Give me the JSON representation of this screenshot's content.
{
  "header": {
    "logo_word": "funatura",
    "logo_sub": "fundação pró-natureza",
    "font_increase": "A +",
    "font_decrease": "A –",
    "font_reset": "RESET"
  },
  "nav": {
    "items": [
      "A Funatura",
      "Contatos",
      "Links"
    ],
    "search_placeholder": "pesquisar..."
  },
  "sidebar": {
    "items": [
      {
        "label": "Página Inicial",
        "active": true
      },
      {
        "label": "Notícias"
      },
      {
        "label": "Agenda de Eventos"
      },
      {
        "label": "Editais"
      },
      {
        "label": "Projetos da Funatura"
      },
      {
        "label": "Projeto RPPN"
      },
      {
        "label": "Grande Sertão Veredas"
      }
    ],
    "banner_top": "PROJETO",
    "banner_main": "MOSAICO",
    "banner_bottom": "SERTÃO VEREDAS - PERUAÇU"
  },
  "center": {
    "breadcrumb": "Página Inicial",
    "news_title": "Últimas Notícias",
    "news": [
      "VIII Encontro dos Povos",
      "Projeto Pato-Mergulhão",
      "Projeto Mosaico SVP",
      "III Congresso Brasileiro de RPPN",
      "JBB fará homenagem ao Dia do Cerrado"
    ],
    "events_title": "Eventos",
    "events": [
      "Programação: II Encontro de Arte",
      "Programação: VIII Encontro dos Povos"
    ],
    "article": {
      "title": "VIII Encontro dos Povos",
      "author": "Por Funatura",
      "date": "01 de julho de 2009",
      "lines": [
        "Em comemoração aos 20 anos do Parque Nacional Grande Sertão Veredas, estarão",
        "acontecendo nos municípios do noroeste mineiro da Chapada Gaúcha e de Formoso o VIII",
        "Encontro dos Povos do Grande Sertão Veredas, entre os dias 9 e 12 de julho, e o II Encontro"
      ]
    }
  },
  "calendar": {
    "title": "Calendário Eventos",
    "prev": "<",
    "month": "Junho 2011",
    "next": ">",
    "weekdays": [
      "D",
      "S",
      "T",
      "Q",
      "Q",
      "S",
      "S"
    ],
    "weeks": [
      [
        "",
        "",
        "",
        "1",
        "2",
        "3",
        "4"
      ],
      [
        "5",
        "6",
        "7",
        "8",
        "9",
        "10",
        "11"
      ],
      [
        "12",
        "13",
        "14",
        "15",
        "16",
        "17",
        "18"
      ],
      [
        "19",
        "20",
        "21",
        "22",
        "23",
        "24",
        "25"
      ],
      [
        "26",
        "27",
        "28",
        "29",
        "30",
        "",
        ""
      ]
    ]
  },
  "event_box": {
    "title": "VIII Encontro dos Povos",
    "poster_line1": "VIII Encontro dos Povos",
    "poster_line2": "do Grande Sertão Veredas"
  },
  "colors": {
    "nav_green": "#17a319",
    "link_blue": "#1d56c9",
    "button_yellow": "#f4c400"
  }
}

=== Short problem ===
Your answer should be a single number: the count of lines containing the word "Notícias".

=== Reply ===
2